WHAT YOU SHOULD DO:
Exclude the pictures, then quote exactly the lines from the one holding "Convert this screenshot" through the last line of the records.

(Some records)
····················

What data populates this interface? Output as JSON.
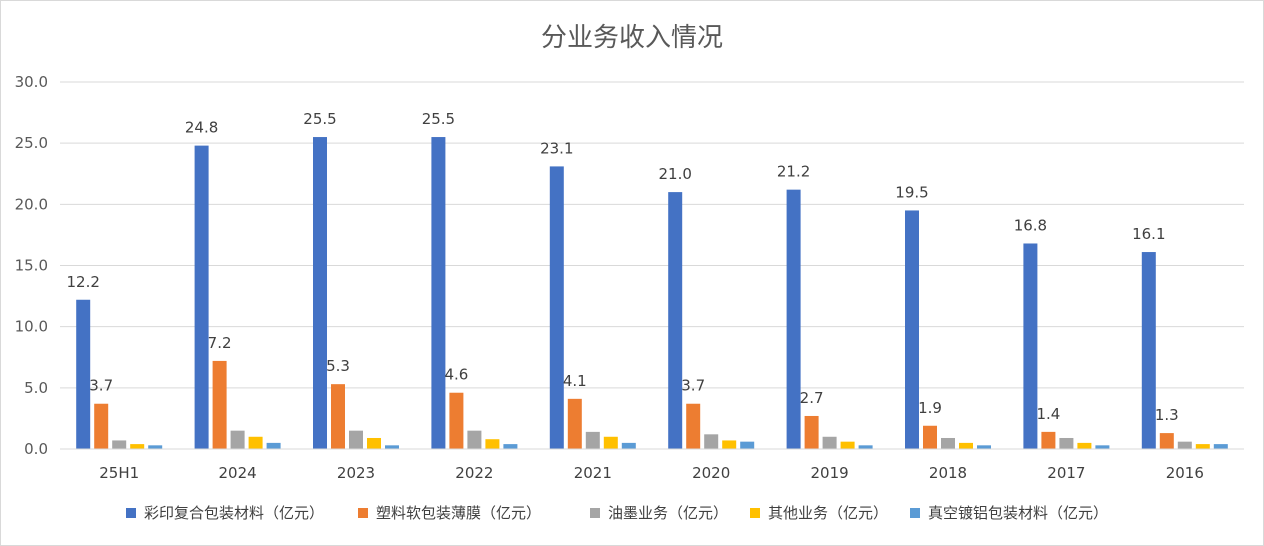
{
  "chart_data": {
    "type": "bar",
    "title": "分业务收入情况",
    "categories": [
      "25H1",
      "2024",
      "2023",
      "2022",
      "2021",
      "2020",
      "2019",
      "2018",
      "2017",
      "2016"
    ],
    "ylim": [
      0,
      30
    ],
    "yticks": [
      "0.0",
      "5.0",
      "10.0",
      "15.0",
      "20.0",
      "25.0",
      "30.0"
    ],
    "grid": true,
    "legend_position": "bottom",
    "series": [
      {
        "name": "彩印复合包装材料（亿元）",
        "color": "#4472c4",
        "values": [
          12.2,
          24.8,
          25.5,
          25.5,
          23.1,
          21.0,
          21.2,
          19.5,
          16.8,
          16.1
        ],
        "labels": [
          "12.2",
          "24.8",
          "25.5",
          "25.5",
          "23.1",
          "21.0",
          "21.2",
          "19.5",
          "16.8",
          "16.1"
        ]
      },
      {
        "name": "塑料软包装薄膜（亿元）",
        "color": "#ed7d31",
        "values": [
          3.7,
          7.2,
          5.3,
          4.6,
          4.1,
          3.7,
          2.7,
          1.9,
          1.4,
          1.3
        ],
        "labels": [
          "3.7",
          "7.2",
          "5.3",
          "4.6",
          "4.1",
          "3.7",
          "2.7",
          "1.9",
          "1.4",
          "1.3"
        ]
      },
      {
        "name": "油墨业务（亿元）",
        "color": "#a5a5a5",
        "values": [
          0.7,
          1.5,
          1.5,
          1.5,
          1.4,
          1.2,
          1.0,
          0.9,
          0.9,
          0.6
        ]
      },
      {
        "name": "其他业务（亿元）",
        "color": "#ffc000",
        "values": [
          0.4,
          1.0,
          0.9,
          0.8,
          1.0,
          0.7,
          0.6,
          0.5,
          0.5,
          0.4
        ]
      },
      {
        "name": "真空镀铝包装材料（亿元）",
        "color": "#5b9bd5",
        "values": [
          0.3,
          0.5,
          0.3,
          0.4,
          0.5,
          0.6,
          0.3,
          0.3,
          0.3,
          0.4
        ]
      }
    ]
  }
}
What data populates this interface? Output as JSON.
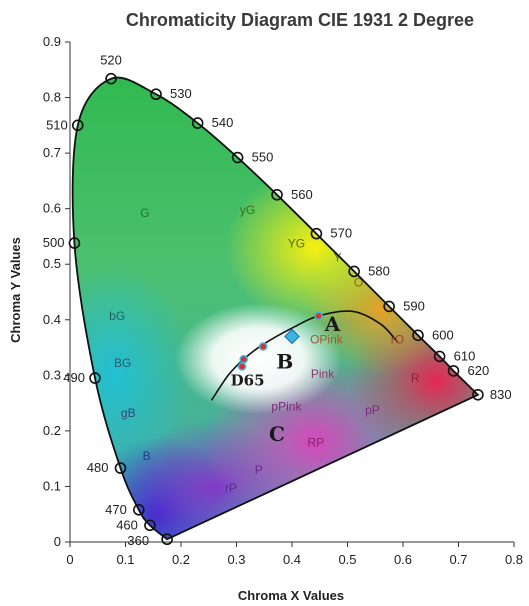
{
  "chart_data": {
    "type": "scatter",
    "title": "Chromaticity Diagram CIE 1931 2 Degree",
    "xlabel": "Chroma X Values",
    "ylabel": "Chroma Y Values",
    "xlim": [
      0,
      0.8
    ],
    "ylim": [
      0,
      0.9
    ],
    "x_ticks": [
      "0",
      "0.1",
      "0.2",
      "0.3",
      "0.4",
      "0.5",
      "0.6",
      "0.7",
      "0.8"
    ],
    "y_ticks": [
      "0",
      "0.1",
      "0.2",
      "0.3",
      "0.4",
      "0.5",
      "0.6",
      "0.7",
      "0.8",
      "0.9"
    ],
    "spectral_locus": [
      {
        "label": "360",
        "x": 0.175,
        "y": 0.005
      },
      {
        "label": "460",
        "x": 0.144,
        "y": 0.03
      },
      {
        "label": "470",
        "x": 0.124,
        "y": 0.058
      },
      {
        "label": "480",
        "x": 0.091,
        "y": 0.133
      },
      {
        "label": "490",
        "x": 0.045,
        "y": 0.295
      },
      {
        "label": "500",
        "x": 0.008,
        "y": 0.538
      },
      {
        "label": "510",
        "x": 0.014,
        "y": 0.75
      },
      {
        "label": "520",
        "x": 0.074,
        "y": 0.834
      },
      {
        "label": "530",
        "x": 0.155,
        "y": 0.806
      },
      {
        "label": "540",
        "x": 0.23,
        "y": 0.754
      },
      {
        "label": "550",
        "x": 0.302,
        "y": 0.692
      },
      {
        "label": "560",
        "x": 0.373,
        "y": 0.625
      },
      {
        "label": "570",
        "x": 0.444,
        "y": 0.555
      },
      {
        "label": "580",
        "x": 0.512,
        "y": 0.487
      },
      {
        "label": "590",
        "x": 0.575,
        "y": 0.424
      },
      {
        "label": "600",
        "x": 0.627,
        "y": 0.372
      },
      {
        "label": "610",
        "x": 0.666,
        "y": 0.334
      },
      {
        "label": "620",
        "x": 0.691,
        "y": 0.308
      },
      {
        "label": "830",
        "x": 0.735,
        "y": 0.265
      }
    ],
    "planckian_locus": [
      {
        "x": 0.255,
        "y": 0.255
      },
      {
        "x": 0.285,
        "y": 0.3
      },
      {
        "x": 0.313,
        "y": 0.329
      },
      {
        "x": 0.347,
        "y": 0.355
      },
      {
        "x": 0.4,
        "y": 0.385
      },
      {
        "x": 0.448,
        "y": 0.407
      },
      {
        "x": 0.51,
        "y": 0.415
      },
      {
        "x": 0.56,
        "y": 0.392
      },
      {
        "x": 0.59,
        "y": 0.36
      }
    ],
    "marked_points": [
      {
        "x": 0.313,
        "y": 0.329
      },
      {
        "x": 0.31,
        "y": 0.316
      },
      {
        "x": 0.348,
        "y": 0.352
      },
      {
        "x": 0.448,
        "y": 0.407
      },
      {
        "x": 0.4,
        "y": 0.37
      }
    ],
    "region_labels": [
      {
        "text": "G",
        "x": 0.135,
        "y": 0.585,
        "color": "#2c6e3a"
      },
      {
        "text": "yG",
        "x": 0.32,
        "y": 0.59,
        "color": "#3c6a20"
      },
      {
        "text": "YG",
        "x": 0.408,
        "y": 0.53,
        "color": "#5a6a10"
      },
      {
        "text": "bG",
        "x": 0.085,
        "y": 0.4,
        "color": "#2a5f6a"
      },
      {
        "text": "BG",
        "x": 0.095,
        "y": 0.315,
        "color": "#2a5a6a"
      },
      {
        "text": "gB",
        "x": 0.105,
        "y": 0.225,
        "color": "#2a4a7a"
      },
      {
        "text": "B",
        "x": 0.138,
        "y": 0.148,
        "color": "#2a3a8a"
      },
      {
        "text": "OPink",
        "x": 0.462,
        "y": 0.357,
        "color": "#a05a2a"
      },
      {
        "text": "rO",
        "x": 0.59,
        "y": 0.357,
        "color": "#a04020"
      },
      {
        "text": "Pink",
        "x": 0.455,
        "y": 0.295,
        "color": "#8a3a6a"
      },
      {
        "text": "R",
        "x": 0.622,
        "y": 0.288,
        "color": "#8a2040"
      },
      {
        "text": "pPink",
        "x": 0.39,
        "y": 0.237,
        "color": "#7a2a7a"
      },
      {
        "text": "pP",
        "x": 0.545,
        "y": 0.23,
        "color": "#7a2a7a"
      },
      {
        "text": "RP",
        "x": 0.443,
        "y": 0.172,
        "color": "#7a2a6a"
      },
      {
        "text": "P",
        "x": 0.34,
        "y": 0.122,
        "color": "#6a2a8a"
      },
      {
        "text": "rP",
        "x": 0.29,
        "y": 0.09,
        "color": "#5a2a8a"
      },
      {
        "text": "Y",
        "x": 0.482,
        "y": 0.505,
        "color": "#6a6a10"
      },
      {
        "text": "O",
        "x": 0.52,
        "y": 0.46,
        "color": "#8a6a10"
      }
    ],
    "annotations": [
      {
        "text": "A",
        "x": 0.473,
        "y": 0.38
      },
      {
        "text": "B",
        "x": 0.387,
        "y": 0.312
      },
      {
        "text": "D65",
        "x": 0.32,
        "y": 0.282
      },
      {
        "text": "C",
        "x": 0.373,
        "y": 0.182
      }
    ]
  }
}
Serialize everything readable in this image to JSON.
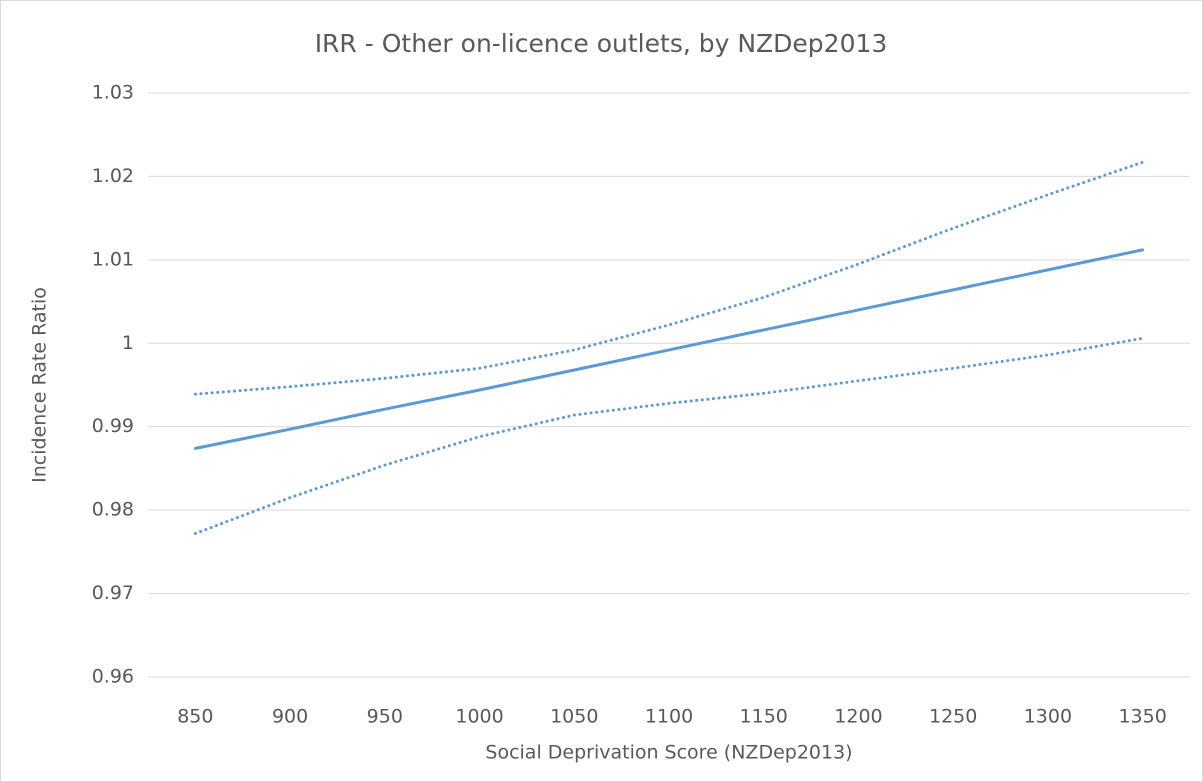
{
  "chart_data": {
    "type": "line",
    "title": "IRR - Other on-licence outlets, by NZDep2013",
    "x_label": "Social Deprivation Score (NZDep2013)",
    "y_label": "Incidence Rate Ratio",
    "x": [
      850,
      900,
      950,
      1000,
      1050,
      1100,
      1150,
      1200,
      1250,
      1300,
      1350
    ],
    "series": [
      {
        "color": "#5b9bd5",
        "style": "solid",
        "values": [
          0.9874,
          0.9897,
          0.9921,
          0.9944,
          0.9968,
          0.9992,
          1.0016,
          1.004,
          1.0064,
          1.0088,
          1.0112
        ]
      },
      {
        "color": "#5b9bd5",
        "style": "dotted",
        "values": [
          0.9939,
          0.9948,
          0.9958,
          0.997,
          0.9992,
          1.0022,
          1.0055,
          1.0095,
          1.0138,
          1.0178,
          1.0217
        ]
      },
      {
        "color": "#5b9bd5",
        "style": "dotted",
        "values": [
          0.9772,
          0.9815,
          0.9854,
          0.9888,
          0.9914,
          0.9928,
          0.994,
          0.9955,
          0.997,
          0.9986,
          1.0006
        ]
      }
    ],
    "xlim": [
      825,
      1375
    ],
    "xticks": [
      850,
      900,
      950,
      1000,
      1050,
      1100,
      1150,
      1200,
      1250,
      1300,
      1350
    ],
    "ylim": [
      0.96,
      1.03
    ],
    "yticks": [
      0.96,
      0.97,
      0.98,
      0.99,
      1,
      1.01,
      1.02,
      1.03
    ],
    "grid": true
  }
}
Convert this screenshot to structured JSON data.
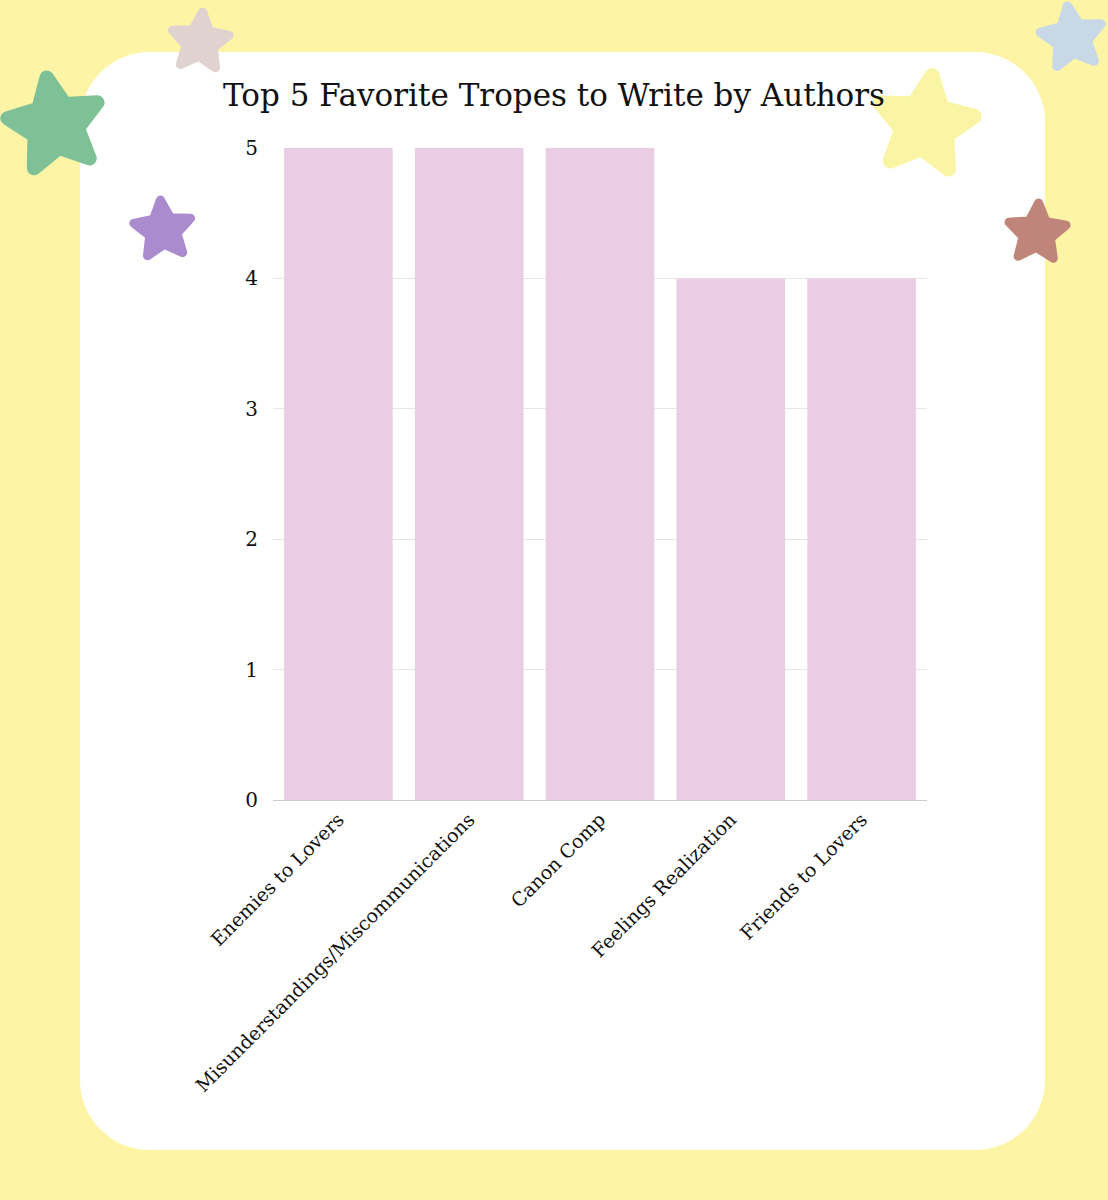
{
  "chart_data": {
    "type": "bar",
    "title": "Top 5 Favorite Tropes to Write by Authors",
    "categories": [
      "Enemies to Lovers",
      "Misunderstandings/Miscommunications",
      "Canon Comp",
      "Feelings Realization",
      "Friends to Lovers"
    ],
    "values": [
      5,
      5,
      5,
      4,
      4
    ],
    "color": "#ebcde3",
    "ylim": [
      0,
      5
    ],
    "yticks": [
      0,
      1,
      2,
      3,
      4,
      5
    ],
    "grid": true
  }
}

····················

RESPONSE TO THIS EXERCISE:
Convert this screenshot to structured JSON data.
{
  "chart_data": {
    "type": "bar",
    "title": "Top 5 Favorite Tropes to Write by Authors",
    "categories": [
      "Enemies to Lovers",
      "Misunderstandings/Miscommunications",
      "Canon Comp",
      "Feelings Realization",
      "Friends to Lovers"
    ],
    "values": [
      5,
      5,
      5,
      4,
      4
    ],
    "color": "#ebcde3",
    "ylim": [
      0,
      5
    ],
    "yticks": [
      0,
      1,
      2,
      3,
      4,
      5
    ],
    "grid": true
  }
}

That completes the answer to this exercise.